Every entry here needs to be repeated exactly.

************

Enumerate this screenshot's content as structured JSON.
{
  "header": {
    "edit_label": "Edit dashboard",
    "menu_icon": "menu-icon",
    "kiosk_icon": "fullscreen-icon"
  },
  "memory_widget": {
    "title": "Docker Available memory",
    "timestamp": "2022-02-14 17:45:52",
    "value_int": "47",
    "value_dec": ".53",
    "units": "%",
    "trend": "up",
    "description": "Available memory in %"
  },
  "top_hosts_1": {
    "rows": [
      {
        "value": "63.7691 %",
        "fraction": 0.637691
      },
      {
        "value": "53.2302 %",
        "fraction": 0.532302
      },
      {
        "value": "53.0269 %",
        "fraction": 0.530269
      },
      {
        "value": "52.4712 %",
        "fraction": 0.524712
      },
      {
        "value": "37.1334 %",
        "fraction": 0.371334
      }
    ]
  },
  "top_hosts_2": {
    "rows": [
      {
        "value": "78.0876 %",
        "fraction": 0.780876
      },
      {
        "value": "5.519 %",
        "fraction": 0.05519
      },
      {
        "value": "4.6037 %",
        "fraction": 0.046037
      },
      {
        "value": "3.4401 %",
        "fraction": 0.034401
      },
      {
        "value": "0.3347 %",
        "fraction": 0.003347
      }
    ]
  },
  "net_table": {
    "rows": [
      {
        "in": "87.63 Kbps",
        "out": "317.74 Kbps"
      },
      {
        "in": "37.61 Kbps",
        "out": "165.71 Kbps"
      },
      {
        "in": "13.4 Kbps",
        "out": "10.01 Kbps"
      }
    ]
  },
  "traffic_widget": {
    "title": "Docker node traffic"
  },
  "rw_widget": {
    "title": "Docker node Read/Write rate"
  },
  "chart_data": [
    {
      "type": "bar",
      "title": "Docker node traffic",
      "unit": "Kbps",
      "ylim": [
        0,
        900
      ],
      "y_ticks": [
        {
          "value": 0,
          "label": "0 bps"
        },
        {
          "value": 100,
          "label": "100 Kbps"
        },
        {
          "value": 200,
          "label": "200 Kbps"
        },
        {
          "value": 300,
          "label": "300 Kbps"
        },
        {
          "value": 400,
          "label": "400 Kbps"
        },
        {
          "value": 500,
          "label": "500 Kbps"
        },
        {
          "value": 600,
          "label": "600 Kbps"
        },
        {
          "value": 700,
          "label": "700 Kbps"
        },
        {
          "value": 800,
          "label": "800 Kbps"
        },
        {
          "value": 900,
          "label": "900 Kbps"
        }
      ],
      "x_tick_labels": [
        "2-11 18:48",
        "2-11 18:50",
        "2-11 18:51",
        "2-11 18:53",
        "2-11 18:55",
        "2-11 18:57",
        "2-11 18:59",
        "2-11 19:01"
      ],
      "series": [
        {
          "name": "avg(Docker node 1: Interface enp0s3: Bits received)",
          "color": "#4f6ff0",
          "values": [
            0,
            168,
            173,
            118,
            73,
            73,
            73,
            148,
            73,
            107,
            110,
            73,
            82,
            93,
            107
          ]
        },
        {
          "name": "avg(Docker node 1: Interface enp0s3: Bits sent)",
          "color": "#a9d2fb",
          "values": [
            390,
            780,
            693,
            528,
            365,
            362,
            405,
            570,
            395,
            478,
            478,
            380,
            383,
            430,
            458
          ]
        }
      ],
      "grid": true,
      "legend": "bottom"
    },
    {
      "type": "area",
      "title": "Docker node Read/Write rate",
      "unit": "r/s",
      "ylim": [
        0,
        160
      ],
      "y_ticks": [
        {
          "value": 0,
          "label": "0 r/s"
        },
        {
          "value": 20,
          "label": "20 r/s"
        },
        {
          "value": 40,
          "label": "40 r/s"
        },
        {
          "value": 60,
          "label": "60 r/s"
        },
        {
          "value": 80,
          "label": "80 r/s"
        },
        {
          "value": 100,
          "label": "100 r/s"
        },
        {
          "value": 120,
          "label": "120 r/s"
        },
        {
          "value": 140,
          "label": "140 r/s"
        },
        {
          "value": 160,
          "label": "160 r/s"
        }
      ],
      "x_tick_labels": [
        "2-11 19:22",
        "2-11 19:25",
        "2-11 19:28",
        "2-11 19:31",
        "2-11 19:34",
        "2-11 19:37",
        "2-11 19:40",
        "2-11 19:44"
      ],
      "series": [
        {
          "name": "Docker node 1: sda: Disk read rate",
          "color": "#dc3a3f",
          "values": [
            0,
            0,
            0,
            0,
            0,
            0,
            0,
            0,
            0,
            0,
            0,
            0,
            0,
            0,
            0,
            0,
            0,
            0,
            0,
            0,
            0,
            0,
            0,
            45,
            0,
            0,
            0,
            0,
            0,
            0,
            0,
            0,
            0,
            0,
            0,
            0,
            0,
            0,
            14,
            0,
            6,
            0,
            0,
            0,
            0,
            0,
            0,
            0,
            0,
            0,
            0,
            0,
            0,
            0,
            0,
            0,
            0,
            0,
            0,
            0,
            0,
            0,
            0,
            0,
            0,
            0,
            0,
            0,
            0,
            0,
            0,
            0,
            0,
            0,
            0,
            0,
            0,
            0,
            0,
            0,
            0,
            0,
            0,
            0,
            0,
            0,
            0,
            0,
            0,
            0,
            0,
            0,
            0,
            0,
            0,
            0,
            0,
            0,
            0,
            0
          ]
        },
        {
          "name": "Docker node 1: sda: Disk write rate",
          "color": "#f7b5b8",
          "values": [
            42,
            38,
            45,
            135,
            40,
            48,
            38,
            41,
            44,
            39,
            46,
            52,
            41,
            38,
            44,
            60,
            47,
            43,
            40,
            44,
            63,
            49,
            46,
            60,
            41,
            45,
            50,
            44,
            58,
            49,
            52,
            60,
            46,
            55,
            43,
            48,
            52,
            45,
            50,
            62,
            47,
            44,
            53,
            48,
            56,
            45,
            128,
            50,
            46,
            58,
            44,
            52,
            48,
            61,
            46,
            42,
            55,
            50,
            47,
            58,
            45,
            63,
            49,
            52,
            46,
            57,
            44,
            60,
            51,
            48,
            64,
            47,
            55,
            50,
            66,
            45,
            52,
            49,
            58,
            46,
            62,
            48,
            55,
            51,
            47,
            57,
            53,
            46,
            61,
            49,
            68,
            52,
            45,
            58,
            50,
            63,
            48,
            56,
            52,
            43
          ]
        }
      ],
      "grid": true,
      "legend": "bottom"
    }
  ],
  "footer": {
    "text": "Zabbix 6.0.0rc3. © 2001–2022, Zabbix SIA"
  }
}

************

**The reply**
Enumerate this screenshot's content as structured JSON.
{
  "header": {
    "edit_label": "Edit dashboard",
    "menu_icon": "menu-icon",
    "kiosk_icon": "fullscreen-icon"
  },
  "memory_widget": {
    "title": "Docker Available memory",
    "timestamp": "2022-02-14 17:45:52",
    "value_int": "47",
    "value_dec": ".53",
    "units": "%",
    "trend": "up",
    "description": "Available memory in %"
  },
  "top_hosts_1": {
    "rows": [
      {
        "value": "63.7691 %",
        "fraction": 0.637691
      },
      {
        "value": "53.2302 %",
        "fraction": 0.532302
      },
      {
        "value": "53.0269 %",
        "fraction": 0.530269
      },
      {
        "value": "52.4712 %",
        "fraction": 0.524712
      },
      {
        "value": "37.1334 %",
        "fraction": 0.371334
      }
    ]
  },
  "top_hosts_2": {
    "rows": [
      {
        "value": "78.0876 %",
        "fraction": 0.780876
      },
      {
        "value": "5.519 %",
        "fraction": 0.05519
      },
      {
        "value": "4.6037 %",
        "fraction": 0.046037
      },
      {
        "value": "3.4401 %",
        "fraction": 0.034401
      },
      {
        "value": "0.3347 %",
        "fraction": 0.003347
      }
    ]
  },
  "net_table": {
    "rows": [
      {
        "in": "87.63 Kbps",
        "out": "317.74 Kbps"
      },
      {
        "in": "37.61 Kbps",
        "out": "165.71 Kbps"
      },
      {
        "in": "13.4 Kbps",
        "out": "10.01 Kbps"
      }
    ]
  },
  "traffic_widget": {
    "title": "Docker node traffic"
  },
  "rw_widget": {
    "title": "Docker node Read/Write rate"
  },
  "chart_data": [
    {
      "type": "bar",
      "title": "Docker node traffic",
      "unit": "Kbps",
      "ylim": [
        0,
        900
      ],
      "y_ticks": [
        {
          "value": 0,
          "label": "0 bps"
        },
        {
          "value": 100,
          "label": "100 Kbps"
        },
        {
          "value": 200,
          "label": "200 Kbps"
        },
        {
          "value": 300,
          "label": "300 Kbps"
        },
        {
          "value": 400,
          "label": "400 Kbps"
        },
        {
          "value": 500,
          "label": "500 Kbps"
        },
        {
          "value": 600,
          "label": "600 Kbps"
        },
        {
          "value": 700,
          "label": "700 Kbps"
        },
        {
          "value": 800,
          "label": "800 Kbps"
        },
        {
          "value": 900,
          "label": "900 Kbps"
        }
      ],
      "x_tick_labels": [
        "2-11 18:48",
        "2-11 18:50",
        "2-11 18:51",
        "2-11 18:53",
        "2-11 18:55",
        "2-11 18:57",
        "2-11 18:59",
        "2-11 19:01"
      ],
      "series": [
        {
          "name": "avg(Docker node 1: Interface enp0s3: Bits received)",
          "color": "#4f6ff0",
          "values": [
            0,
            168,
            173,
            118,
            73,
            73,
            73,
            148,
            73,
            107,
            110,
            73,
            82,
            93,
            107
          ]
        },
        {
          "name": "avg(Docker node 1: Interface enp0s3: Bits sent)",
          "color": "#a9d2fb",
          "values": [
            390,
            780,
            693,
            528,
            365,
            362,
            405,
            570,
            395,
            478,
            478,
            380,
            383,
            430,
            458
          ]
        }
      ],
      "grid": true,
      "legend": "bottom"
    },
    {
      "type": "area",
      "title": "Docker node Read/Write rate",
      "unit": "r/s",
      "ylim": [
        0,
        160
      ],
      "y_ticks": [
        {
          "value": 0,
          "label": "0 r/s"
        },
        {
          "value": 20,
          "label": "20 r/s"
        },
        {
          "value": 40,
          "label": "40 r/s"
        },
        {
          "value": 60,
          "label": "60 r/s"
        },
        {
          "value": 80,
          "label": "80 r/s"
        },
        {
          "value": 100,
          "label": "100 r/s"
        },
        {
          "value": 120,
          "label": "120 r/s"
        },
        {
          "value": 140,
          "label": "140 r/s"
        },
        {
          "value": 160,
          "label": "160 r/s"
        }
      ],
      "x_tick_labels": [
        "2-11 19:22",
        "2-11 19:25",
        "2-11 19:28",
        "2-11 19:31",
        "2-11 19:34",
        "2-11 19:37",
        "2-11 19:40",
        "2-11 19:44"
      ],
      "series": [
        {
          "name": "Docker node 1: sda: Disk read rate",
          "color": "#dc3a3f",
          "values": [
            0,
            0,
            0,
            0,
            0,
            0,
            0,
            0,
            0,
            0,
            0,
            0,
            0,
            0,
            0,
            0,
            0,
            0,
            0,
            0,
            0,
            0,
            0,
            45,
            0,
            0,
            0,
            0,
            0,
            0,
            0,
            0,
            0,
            0,
            0,
            0,
            0,
            0,
            14,
            0,
            6,
            0,
            0,
            0,
            0,
            0,
            0,
            0,
            0,
            0,
            0,
            0,
            0,
            0,
            0,
            0,
            0,
            0,
            0,
            0,
            0,
            0,
            0,
            0,
            0,
            0,
            0,
            0,
            0,
            0,
            0,
            0,
            0,
            0,
            0,
            0,
            0,
            0,
            0,
            0,
            0,
            0,
            0,
            0,
            0,
            0,
            0,
            0,
            0,
            0,
            0,
            0,
            0,
            0,
            0,
            0,
            0,
            0,
            0,
            0
          ]
        },
        {
          "name": "Docker node 1: sda: Disk write rate",
          "color": "#f7b5b8",
          "values": [
            42,
            38,
            45,
            135,
            40,
            48,
            38,
            41,
            44,
            39,
            46,
            52,
            41,
            38,
            44,
            60,
            47,
            43,
            40,
            44,
            63,
            49,
            46,
            60,
            41,
            45,
            50,
            44,
            58,
            49,
            52,
            60,
            46,
            55,
            43,
            48,
            52,
            45,
            50,
            62,
            47,
            44,
            53,
            48,
            56,
            45,
            128,
            50,
            46,
            58,
            44,
            52,
            48,
            61,
            46,
            42,
            55,
            50,
            47,
            58,
            45,
            63,
            49,
            52,
            46,
            57,
            44,
            60,
            51,
            48,
            64,
            47,
            55,
            50,
            66,
            45,
            52,
            49,
            58,
            46,
            62,
            48,
            55,
            51,
            47,
            57,
            53,
            46,
            61,
            49,
            68,
            52,
            45,
            58,
            50,
            63,
            48,
            56,
            52,
            43
          ]
        }
      ],
      "grid": true,
      "legend": "bottom"
    }
  ],
  "footer": {
    "text": "Zabbix 6.0.0rc3. © 2001–2022, Zabbix SIA"
  }
}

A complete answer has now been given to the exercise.